[Written exercise]: From the entries below, please gather each line containing the string "Parameters".

Dataset records:

[START]

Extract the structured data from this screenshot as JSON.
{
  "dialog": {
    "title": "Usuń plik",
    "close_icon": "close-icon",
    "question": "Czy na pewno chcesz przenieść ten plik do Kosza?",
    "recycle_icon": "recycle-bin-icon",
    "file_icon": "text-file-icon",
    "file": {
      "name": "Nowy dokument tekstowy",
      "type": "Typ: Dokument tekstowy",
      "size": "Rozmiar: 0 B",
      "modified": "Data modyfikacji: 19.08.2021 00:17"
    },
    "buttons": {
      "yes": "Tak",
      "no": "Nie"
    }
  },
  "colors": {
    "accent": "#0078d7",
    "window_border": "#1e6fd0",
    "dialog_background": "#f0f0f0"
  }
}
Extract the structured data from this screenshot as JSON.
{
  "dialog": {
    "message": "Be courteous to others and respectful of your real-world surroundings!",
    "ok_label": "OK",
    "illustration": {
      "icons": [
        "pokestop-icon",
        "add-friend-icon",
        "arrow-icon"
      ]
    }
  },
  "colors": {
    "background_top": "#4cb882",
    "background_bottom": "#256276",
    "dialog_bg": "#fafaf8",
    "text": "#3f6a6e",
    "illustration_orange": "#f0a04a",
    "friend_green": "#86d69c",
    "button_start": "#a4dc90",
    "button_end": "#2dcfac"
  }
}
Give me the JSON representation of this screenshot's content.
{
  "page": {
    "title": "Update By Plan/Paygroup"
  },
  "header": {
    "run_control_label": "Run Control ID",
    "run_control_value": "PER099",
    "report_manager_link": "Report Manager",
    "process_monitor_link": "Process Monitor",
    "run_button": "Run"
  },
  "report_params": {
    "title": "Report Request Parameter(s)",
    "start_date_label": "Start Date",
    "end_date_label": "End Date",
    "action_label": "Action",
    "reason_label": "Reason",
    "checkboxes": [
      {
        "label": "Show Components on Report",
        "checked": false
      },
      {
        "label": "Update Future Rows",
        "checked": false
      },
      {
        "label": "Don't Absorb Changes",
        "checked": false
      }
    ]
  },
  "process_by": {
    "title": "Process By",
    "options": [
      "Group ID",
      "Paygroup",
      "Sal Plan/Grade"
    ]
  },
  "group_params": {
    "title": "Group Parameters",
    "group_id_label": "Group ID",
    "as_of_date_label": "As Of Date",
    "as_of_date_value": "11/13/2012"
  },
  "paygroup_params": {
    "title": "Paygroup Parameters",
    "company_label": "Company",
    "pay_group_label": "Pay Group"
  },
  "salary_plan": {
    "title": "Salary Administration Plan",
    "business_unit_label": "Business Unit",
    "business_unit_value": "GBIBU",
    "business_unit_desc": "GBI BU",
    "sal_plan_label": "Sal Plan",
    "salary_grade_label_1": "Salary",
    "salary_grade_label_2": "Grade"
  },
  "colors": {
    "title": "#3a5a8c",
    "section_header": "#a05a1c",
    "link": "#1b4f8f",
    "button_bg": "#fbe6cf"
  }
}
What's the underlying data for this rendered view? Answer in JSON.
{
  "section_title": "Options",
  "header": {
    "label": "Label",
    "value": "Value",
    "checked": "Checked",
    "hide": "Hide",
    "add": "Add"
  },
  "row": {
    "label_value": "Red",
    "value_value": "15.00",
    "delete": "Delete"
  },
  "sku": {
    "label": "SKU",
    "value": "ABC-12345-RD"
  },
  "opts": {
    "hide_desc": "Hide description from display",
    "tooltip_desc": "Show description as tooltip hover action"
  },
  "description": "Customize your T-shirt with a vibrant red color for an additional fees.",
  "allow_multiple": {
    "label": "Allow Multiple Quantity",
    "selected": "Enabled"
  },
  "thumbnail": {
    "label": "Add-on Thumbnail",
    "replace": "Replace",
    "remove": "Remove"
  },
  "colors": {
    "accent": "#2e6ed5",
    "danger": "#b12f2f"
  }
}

[END]

[Solution to this problem]:
    "title": "Group Parameters",
    "title": "Paygroup Parameters",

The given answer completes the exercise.